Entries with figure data
★ ★ ★ ★ ★ ★ ★
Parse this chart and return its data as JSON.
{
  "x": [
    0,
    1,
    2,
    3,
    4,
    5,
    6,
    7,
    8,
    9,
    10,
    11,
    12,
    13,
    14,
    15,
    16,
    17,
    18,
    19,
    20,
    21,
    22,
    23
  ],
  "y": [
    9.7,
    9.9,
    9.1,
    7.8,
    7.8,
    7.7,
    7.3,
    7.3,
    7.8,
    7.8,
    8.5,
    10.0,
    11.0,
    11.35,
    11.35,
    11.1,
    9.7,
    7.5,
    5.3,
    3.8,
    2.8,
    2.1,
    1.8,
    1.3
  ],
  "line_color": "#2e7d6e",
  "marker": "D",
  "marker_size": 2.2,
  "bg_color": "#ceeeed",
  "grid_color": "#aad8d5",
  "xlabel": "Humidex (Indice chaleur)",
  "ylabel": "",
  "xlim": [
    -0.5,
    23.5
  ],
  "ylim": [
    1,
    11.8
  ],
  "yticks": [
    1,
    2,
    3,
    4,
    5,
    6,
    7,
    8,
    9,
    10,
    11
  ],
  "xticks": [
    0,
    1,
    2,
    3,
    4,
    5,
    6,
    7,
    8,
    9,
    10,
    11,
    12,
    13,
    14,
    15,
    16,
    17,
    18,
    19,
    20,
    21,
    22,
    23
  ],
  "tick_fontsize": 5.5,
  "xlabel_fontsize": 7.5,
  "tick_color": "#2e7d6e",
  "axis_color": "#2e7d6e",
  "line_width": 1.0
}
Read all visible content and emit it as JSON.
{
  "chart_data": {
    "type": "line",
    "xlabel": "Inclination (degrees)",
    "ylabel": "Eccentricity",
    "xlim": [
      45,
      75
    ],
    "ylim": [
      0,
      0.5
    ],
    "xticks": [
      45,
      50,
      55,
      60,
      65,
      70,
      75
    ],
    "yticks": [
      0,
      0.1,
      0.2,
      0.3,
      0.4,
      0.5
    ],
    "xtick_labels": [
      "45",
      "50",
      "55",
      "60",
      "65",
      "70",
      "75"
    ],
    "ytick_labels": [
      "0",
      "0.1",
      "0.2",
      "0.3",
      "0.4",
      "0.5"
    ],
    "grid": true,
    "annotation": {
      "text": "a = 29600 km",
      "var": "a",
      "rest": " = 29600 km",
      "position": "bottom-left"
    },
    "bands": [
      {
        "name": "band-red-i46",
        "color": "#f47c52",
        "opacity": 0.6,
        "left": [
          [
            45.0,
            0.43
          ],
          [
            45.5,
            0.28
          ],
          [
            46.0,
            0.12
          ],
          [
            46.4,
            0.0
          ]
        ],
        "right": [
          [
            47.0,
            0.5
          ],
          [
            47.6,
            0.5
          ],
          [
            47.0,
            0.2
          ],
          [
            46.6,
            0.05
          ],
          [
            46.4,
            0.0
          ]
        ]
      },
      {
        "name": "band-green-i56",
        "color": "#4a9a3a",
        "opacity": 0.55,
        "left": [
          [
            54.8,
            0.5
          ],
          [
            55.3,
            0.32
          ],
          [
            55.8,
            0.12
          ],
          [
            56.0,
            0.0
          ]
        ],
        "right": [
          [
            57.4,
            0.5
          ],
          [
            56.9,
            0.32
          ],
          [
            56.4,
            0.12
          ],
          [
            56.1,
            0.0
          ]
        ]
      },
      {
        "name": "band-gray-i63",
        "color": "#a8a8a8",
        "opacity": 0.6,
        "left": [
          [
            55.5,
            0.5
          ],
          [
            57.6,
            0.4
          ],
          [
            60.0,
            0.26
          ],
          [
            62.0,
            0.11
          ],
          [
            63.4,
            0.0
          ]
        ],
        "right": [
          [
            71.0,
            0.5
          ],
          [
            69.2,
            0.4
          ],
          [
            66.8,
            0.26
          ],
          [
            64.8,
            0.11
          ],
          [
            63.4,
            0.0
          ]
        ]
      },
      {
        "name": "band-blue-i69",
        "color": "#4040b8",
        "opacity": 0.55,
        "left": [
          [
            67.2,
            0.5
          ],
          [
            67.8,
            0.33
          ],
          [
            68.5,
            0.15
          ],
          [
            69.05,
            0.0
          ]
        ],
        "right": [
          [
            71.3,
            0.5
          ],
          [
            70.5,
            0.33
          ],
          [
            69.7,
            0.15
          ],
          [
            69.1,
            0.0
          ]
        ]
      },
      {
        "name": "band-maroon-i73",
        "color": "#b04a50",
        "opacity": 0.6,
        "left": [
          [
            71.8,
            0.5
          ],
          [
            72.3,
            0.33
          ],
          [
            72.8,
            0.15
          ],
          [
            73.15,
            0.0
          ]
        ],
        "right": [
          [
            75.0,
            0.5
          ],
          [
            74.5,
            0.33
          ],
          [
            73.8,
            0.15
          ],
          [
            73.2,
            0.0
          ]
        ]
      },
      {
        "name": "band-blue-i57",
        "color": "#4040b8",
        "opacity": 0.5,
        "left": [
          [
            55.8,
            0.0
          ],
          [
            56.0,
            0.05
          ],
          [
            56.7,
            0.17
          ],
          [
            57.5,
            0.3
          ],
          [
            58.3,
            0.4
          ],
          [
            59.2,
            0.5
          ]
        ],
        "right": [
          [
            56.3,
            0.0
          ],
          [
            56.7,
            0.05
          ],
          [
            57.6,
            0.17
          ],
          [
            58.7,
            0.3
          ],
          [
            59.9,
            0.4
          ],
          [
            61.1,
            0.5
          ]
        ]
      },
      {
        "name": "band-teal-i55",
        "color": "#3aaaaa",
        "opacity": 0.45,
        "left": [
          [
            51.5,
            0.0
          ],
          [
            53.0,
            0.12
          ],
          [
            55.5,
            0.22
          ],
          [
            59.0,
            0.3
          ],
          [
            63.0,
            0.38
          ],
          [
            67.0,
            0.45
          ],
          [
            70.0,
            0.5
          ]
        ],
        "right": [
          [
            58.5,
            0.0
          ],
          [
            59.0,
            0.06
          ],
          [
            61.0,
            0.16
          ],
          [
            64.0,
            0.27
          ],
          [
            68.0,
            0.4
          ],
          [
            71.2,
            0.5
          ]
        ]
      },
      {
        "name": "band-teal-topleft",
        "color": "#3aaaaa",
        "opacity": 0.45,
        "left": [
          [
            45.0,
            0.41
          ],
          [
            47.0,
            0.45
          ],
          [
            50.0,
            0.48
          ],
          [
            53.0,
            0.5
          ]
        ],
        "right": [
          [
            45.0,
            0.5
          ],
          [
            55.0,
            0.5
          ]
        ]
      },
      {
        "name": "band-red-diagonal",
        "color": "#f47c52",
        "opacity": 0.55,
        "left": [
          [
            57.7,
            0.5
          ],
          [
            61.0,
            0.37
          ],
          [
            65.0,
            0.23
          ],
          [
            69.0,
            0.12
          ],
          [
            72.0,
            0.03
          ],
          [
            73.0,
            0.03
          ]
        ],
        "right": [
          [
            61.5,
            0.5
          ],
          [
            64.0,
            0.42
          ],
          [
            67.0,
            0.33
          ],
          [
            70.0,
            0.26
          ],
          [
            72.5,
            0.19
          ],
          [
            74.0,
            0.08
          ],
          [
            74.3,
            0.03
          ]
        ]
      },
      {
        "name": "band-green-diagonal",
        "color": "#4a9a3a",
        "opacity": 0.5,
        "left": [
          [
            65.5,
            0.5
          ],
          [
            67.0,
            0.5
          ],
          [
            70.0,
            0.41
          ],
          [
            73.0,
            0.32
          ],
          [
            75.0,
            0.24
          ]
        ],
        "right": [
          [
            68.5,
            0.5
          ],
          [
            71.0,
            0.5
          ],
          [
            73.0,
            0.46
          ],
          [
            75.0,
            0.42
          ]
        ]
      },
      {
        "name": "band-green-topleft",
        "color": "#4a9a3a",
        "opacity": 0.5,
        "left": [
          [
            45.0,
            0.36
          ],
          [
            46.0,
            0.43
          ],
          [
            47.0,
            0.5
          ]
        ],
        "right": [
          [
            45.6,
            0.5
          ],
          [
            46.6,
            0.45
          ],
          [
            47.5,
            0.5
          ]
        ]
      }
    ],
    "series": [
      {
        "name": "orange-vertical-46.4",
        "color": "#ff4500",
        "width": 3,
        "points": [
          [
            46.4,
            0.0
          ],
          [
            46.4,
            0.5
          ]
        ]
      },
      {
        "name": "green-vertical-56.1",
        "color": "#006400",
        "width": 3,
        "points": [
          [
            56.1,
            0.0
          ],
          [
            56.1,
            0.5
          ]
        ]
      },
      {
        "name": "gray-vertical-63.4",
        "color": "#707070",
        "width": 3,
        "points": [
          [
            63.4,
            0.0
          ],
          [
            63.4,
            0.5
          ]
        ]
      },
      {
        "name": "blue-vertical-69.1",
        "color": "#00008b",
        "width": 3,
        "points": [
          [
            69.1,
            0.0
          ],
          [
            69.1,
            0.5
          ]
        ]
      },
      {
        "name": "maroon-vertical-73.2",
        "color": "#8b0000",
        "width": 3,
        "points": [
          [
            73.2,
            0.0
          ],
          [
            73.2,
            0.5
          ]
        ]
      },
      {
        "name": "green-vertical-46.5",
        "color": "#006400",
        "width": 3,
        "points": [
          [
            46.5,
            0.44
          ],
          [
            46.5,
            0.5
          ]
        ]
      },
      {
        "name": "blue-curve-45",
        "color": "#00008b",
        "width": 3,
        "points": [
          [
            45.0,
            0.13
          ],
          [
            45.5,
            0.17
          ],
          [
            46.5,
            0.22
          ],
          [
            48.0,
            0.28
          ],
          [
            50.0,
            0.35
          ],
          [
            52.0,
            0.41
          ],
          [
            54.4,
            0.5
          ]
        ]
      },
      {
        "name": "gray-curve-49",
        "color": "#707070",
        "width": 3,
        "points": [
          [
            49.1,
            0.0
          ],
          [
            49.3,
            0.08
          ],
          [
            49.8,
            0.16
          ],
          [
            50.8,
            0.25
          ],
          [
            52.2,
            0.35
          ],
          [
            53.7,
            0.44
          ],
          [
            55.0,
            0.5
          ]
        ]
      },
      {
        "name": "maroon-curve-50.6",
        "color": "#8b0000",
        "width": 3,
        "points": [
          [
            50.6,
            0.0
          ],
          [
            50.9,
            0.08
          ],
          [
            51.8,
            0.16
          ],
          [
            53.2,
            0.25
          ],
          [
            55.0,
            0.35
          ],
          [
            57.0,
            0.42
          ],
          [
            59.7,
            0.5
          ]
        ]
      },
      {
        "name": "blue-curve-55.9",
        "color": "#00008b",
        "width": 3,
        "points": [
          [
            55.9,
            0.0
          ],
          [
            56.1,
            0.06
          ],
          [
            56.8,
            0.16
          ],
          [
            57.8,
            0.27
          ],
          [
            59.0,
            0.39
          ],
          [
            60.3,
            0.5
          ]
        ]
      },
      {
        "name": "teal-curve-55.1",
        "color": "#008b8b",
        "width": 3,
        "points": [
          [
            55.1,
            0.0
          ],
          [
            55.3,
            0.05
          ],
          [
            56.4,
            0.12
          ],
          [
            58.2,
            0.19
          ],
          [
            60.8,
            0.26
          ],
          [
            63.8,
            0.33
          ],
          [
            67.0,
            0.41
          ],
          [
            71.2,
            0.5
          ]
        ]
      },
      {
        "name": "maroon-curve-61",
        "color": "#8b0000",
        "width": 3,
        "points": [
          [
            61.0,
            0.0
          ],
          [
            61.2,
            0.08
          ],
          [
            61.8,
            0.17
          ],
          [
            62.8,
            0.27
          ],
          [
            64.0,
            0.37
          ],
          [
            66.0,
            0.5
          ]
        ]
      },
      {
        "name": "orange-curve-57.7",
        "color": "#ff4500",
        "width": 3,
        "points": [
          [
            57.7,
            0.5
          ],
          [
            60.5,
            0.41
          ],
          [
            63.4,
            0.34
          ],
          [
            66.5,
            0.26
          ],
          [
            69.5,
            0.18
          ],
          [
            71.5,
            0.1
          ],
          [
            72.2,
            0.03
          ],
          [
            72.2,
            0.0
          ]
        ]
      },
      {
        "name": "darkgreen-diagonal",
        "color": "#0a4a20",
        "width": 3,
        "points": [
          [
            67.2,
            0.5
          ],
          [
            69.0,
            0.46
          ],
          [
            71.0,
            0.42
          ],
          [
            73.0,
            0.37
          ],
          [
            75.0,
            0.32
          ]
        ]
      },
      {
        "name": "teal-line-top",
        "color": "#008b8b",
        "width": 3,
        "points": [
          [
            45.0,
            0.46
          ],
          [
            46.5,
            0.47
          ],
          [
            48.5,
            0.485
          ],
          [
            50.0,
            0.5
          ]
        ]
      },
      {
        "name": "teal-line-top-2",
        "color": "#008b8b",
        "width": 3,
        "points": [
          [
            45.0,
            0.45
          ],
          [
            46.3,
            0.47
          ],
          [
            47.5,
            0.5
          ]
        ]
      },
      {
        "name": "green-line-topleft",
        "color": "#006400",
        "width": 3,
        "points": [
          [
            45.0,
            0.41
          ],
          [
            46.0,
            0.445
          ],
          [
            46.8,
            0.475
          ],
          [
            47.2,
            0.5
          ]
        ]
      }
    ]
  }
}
★ ★ ★ ★ ★ ★ ★
• **To be done**:
Pull out all lines containing the word "vertical" from the entries above.

• **Output**:
        "name": "orange-vertical-46.4",
        "name": "green-vertical-56.1",
        "name": "gray-vertical-63.4",
        "name": "blue-vertical-69.1",
        "name": "maroon-vertical-73.2",
        "name": "green-vertical-46.5",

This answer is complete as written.